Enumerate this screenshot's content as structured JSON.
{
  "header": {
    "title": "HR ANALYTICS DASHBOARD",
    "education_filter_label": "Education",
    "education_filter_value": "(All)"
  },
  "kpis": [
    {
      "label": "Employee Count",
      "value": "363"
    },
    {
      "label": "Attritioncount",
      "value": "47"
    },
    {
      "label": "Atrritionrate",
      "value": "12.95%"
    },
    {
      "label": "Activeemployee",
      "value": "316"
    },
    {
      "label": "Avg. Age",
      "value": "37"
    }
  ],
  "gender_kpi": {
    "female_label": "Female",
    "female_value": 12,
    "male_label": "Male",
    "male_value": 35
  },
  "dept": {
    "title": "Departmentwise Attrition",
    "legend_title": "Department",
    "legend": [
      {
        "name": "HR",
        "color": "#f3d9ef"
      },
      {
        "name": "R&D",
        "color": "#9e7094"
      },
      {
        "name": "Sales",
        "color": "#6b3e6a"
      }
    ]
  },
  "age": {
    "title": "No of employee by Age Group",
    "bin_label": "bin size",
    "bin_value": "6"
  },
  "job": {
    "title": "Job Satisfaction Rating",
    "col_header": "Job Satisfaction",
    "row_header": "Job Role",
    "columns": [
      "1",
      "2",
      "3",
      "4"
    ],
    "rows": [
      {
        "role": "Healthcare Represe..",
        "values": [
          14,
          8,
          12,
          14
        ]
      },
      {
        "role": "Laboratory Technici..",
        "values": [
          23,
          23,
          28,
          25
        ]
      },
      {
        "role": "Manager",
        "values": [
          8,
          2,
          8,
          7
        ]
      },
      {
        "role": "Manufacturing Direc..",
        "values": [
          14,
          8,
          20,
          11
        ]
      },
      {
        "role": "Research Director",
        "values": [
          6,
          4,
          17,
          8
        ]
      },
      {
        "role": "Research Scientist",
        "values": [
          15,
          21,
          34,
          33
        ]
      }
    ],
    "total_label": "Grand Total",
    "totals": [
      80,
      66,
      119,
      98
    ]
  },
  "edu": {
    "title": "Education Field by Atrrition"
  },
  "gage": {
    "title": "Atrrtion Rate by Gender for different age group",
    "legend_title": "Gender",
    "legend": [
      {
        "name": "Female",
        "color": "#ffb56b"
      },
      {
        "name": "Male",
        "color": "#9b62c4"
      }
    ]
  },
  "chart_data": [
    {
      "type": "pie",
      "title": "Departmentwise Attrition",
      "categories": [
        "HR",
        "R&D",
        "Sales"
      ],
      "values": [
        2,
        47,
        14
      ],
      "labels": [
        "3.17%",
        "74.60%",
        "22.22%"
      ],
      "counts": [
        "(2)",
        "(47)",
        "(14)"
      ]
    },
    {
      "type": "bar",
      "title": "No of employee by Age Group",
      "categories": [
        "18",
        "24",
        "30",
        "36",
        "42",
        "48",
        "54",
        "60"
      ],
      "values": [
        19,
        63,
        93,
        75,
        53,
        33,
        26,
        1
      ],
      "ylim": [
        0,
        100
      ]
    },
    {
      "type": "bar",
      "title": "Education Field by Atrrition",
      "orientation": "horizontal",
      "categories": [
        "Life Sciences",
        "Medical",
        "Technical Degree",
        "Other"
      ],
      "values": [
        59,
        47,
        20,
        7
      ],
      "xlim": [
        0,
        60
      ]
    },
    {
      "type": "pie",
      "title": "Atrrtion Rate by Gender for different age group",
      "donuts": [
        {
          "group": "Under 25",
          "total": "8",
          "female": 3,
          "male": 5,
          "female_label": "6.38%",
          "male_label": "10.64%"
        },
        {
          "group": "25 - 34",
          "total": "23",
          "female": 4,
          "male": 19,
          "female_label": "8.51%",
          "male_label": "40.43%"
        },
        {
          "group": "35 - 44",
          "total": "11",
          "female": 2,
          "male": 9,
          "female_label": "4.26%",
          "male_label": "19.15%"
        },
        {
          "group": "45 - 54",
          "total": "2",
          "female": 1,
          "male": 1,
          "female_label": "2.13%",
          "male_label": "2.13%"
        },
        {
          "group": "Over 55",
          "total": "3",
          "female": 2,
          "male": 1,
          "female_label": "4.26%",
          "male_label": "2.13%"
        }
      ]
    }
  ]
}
■ ■ ■ ■ ■
Make an exact copy of the listing, including every line.

- **Result**
Enumerate this screenshot's content as structured JSON.
{
  "header": {
    "title": "HR ANALYTICS DASHBOARD",
    "education_filter_label": "Education",
    "education_filter_value": "(All)"
  },
  "kpis": [
    {
      "label": "Employee Count",
      "value": "363"
    },
    {
      "label": "Attritioncount",
      "value": "47"
    },
    {
      "label": "Atrritionrate",
      "value": "12.95%"
    },
    {
      "label": "Activeemployee",
      "value": "316"
    },
    {
      "label": "Avg. Age",
      "value": "37"
    }
  ],
  "gender_kpi": {
    "female_label": "Female",
    "female_value": 12,
    "male_label": "Male",
    "male_value": 35
  },
  "dept": {
    "title": "Departmentwise Attrition",
    "legend_title": "Department",
    "legend": [
      {
        "name": "HR",
        "color": "#f3d9ef"
      },
      {
        "name": "R&D",
        "color": "#9e7094"
      },
      {
        "name": "Sales",
        "color": "#6b3e6a"
      }
    ]
  },
  "age": {
    "title": "No of employee by Age Group",
    "bin_label": "bin size",
    "bin_value": "6"
  },
  "job": {
    "title": "Job Satisfaction Rating",
    "col_header": "Job Satisfaction",
    "row_header": "Job Role",
    "columns": [
      "1",
      "2",
      "3",
      "4"
    ],
    "rows": [
      {
        "role": "Healthcare Represe..",
        "values": [
          14,
          8,
          12,
          14
        ]
      },
      {
        "role": "Laboratory Technici..",
        "values": [
          23,
          23,
          28,
          25
        ]
      },
      {
        "role": "Manager",
        "values": [
          8,
          2,
          8,
          7
        ]
      },
      {
        "role": "Manufacturing Direc..",
        "values": [
          14,
          8,
          20,
          11
        ]
      },
      {
        "role": "Research Director",
        "values": [
          6,
          4,
          17,
          8
        ]
      },
      {
        "role": "Research Scientist",
        "values": [
          15,
          21,
          34,
          33
        ]
      }
    ],
    "total_label": "Grand Total",
    "totals": [
      80,
      66,
      119,
      98
    ]
  },
  "edu": {
    "title": "Education Field by Atrrition"
  },
  "gage": {
    "title": "Atrrtion Rate by Gender for different age group",
    "legend_title": "Gender",
    "legend": [
      {
        "name": "Female",
        "color": "#ffb56b"
      },
      {
        "name": "Male",
        "color": "#9b62c4"
      }
    ]
  },
  "chart_data": [
    {
      "type": "pie",
      "title": "Departmentwise Attrition",
      "categories": [
        "HR",
        "R&D",
        "Sales"
      ],
      "values": [
        2,
        47,
        14
      ],
      "labels": [
        "3.17%",
        "74.60%",
        "22.22%"
      ],
      "counts": [
        "(2)",
        "(47)",
        "(14)"
      ]
    },
    {
      "type": "bar",
      "title": "No of employee by Age Group",
      "categories": [
        "18",
        "24",
        "30",
        "36",
        "42",
        "48",
        "54",
        "60"
      ],
      "values": [
        19,
        63,
        93,
        75,
        53,
        33,
        26,
        1
      ],
      "ylim": [
        0,
        100
      ]
    },
    {
      "type": "bar",
      "title": "Education Field by Atrrition",
      "orientation": "horizontal",
      "categories": [
        "Life Sciences",
        "Medical",
        "Technical Degree",
        "Other"
      ],
      "values": [
        59,
        47,
        20,
        7
      ],
      "xlim": [
        0,
        60
      ]
    },
    {
      "type": "pie",
      "title": "Atrrtion Rate by Gender for different age group",
      "donuts": [
        {
          "group": "Under 25",
          "total": "8",
          "female": 3,
          "male": 5,
          "female_label": "6.38%",
          "male_label": "10.64%"
        },
        {
          "group": "25 - 34",
          "total": "23",
          "female": 4,
          "male": 19,
          "female_label": "8.51%",
          "male_label": "40.43%"
        },
        {
          "group": "35 - 44",
          "total": "11",
          "female": 2,
          "male": 9,
          "female_label": "4.26%",
          "male_label": "19.15%"
        },
        {
          "group": "45 - 54",
          "total": "2",
          "female": 1,
          "male": 1,
          "female_label": "2.13%",
          "male_label": "2.13%"
        },
        {
          "group": "Over 55",
          "total": "3",
          "female": 2,
          "male": 1,
          "female_label": "4.26%",
          "male_label": "2.13%"
        }
      ]
    }
  ]
}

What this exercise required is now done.